>> START Input rows
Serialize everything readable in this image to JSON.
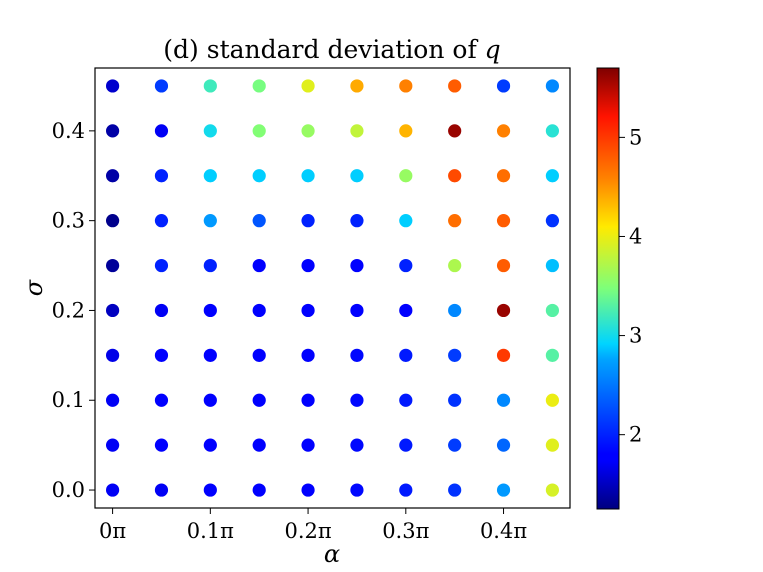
{
  "chart_data": {
    "type": "scatter",
    "title": "(d) standard deviation of q",
    "title_prefix": "(d) standard deviation of ",
    "title_var": "q",
    "xlabel": "α",
    "ylabel": "σ",
    "x": [
      0,
      0.05,
      0.1,
      0.15,
      0.2,
      0.25,
      0.3,
      0.35,
      0.4,
      0.45
    ],
    "y": [
      0,
      0.05,
      0.1,
      0.15,
      0.2,
      0.25,
      0.3,
      0.35,
      0.4,
      0.45
    ],
    "xlim": [
      -0.018,
      0.468
    ],
    "ylim": [
      -0.02,
      0.47
    ],
    "xticks": [
      {
        "value": 0,
        "label": "0π"
      },
      {
        "value": 0.1,
        "label": "0.1π"
      },
      {
        "value": 0.2,
        "label": "0.2π"
      },
      {
        "value": 0.3,
        "label": "0.3π"
      },
      {
        "value": 0.4,
        "label": "0.4π"
      }
    ],
    "yticks": [
      {
        "value": 0,
        "label": "0.0"
      },
      {
        "value": 0.1,
        "label": "0.1"
      },
      {
        "value": 0.2,
        "label": "0.2"
      },
      {
        "value": 0.3,
        "label": "0.3"
      },
      {
        "value": 0.4,
        "label": "0.4"
      }
    ],
    "values_note": "values[i][j] = std of q at sigma y[i], alpha x[j]",
    "values": [
      [
        1.7,
        1.7,
        1.75,
        1.8,
        1.8,
        1.85,
        1.95,
        2.1,
        2.7,
        3.9
      ],
      [
        1.7,
        1.75,
        1.75,
        1.8,
        1.8,
        1.85,
        1.95,
        2.15,
        2.4,
        3.95
      ],
      [
        1.7,
        1.75,
        1.75,
        1.8,
        1.8,
        1.85,
        1.95,
        2.1,
        2.6,
        4.0
      ],
      [
        1.65,
        1.75,
        1.75,
        1.8,
        1.8,
        1.85,
        1.95,
        2.15,
        5.0,
        3.3
      ],
      [
        1.5,
        1.7,
        1.75,
        1.75,
        1.75,
        1.75,
        1.8,
        2.6,
        5.6,
        3.3
      ],
      [
        1.35,
        2.0,
        2.0,
        1.8,
        1.8,
        1.8,
        2.0,
        3.7,
        4.8,
        2.85
      ],
      [
        1.3,
        2.0,
        2.7,
        2.3,
        2.0,
        2.0,
        2.9,
        4.7,
        4.8,
        2.1
      ],
      [
        1.4,
        2.0,
        2.9,
        2.9,
        2.9,
        2.9,
        3.6,
        4.9,
        4.7,
        2.9
      ],
      [
        1.4,
        1.7,
        3.0,
        3.5,
        3.6,
        3.8,
        4.35,
        5.6,
        4.6,
        3.1
      ],
      [
        1.55,
        2.15,
        3.2,
        3.45,
        3.95,
        4.4,
        4.6,
        4.8,
        2.15,
        2.6
      ]
    ],
    "colorbar": {
      "min": 1.25,
      "max": 5.7,
      "colormap": "jet",
      "ticks": [
        {
          "value": 2,
          "label": "2"
        },
        {
          "value": 3,
          "label": "3"
        },
        {
          "value": 4,
          "label": "4"
        },
        {
          "value": 5,
          "label": "5"
        }
      ]
    }
  }
}
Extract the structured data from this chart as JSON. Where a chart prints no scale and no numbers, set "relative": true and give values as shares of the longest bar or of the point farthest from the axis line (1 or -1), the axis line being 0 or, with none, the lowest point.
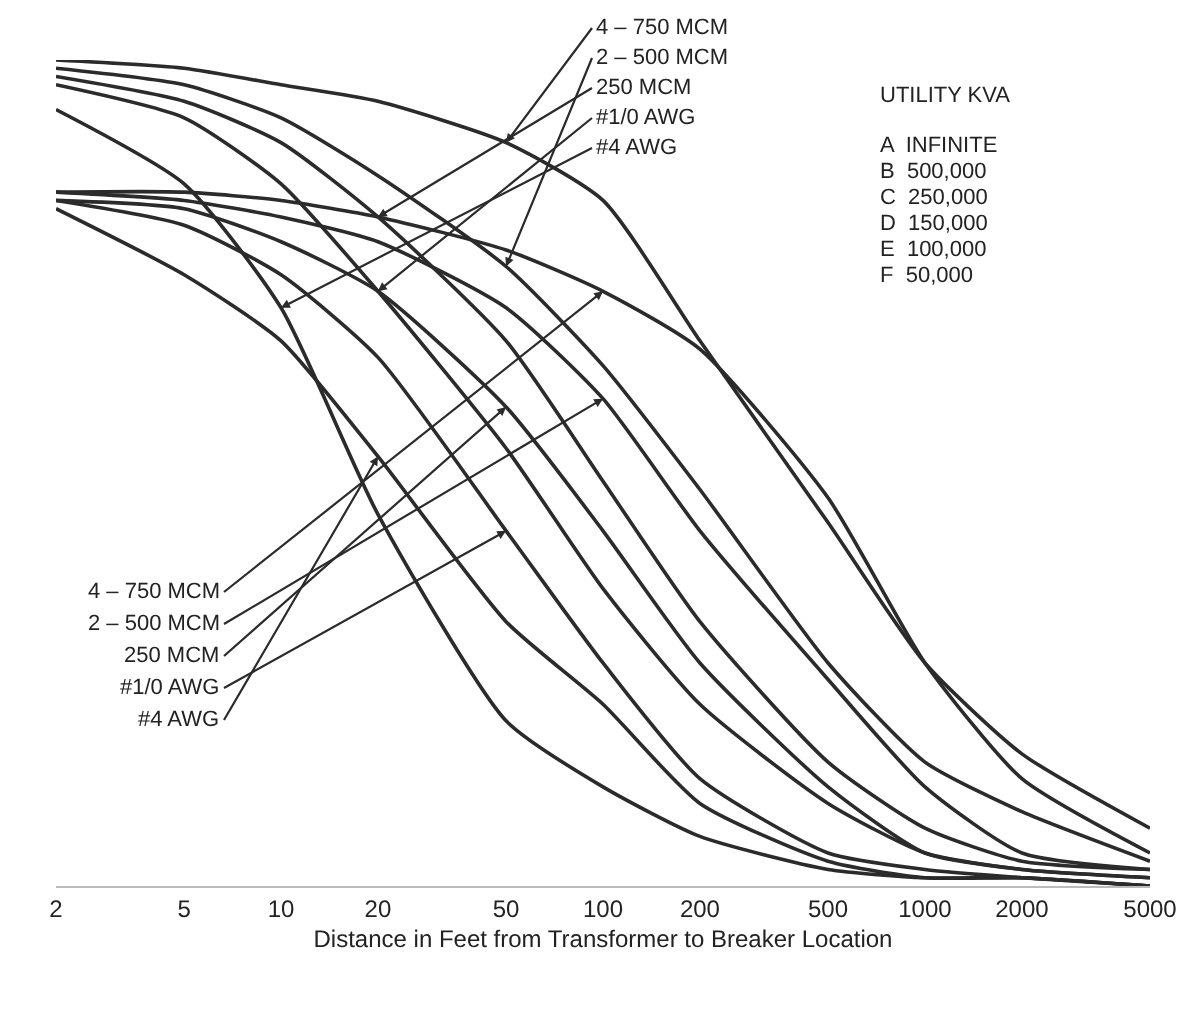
{
  "chart_data": {
    "type": "line",
    "relative": true,
    "log": "x",
    "grid": false,
    "tick_labels": "x",
    "marker": "none",
    "line_style": "solid",
    "xlabel": "Distance in Feet from Transformer to Breaker Location",
    "x": [
      2,
      5,
      10,
      20,
      50,
      100,
      200,
      500,
      1000,
      2000,
      5000
    ],
    "xlim": [
      2,
      5000
    ],
    "xticks": [
      2,
      5,
      10,
      20,
      50,
      100,
      200,
      500,
      1000,
      2000,
      5000
    ],
    "series": [
      {
        "color": "#2b2b2b",
        "values": [
          1.0,
          0.99,
          0.97,
          0.95,
          0.9,
          0.83,
          0.66,
          0.44,
          0.27,
          0.16,
          0.07
        ]
      },
      {
        "color": "#2b2b2b",
        "values": [
          0.99,
          0.97,
          0.93,
          0.86,
          0.75,
          0.63,
          0.48,
          0.27,
          0.15,
          0.09,
          0.03
        ]
      },
      {
        "color": "#2b2b2b",
        "values": [
          0.98,
          0.95,
          0.9,
          0.81,
          0.66,
          0.49,
          0.32,
          0.15,
          0.07,
          0.03,
          0.02
        ]
      },
      {
        "color": "#2b2b2b",
        "values": [
          0.97,
          0.93,
          0.85,
          0.72,
          0.53,
          0.36,
          0.22,
          0.1,
          0.04,
          0.02,
          0.01
        ]
      },
      {
        "color": "#2b2b2b",
        "values": [
          0.94,
          0.85,
          0.7,
          0.45,
          0.2,
          0.12,
          0.06,
          0.02,
          0.01,
          0.01,
          0.0
        ]
      },
      {
        "color": "#2b2b2b",
        "values": [
          0.84,
          0.84,
          0.83,
          0.81,
          0.77,
          0.72,
          0.65,
          0.47,
          0.27,
          0.13,
          0.04
        ]
      },
      {
        "color": "#2b2b2b",
        "values": [
          0.84,
          0.83,
          0.81,
          0.78,
          0.7,
          0.59,
          0.43,
          0.25,
          0.12,
          0.04,
          0.02
        ]
      },
      {
        "color": "#2b2b2b",
        "values": [
          0.83,
          0.82,
          0.78,
          0.72,
          0.58,
          0.43,
          0.27,
          0.12,
          0.04,
          0.02,
          0.01
        ]
      },
      {
        "color": "#2b2b2b",
        "values": [
          0.83,
          0.8,
          0.74,
          0.64,
          0.43,
          0.27,
          0.13,
          0.04,
          0.02,
          0.01,
          0.0
        ]
      },
      {
        "color": "#2b2b2b",
        "values": [
          0.82,
          0.74,
          0.66,
          0.52,
          0.32,
          0.22,
          0.1,
          0.03,
          0.01,
          0.01,
          0.0
        ]
      }
    ],
    "annotations": [
      {
        "text": "4 – 750 MCM",
        "x": 50,
        "y": 0.9
      },
      {
        "text": "2 – 500 MCM",
        "x": 50,
        "y": 0.75
      },
      {
        "text": "250 MCM",
        "x": 20,
        "y": 0.81
      },
      {
        "text": "#1/0 AWG",
        "x": 20,
        "y": 0.72
      },
      {
        "text": "#4 AWG",
        "x": 10,
        "y": 0.7
      },
      {
        "text": "4 – 750 MCM",
        "x": 100,
        "y": 0.72
      },
      {
        "text": "2 – 500 MCM",
        "x": 100,
        "y": 0.59
      },
      {
        "text": "250 MCM",
        "x": 50,
        "y": 0.58
      },
      {
        "text": "#1/0 AWG",
        "x": 50,
        "y": 0.43
      },
      {
        "text": "#4 AWG",
        "x": 20,
        "y": 0.52
      },
      "UTILITY KVA",
      "A  INFINITE",
      "B  500,000",
      "C  250,000",
      "D  150,000",
      "E  100,000",
      "F  50,000"
    ]
  }
}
>> END Input rows
Search the data above for the word "true", then gather each line in which it appears.

Extract the structured data from this chart as JSON. Where a chart prints no scale and no numbers, set "relative": true and give values as shares of the longest bar or of the point farthest from the axis line (1 or -1), the axis line being 0 or, with none, the lowest point.
    "relative": true,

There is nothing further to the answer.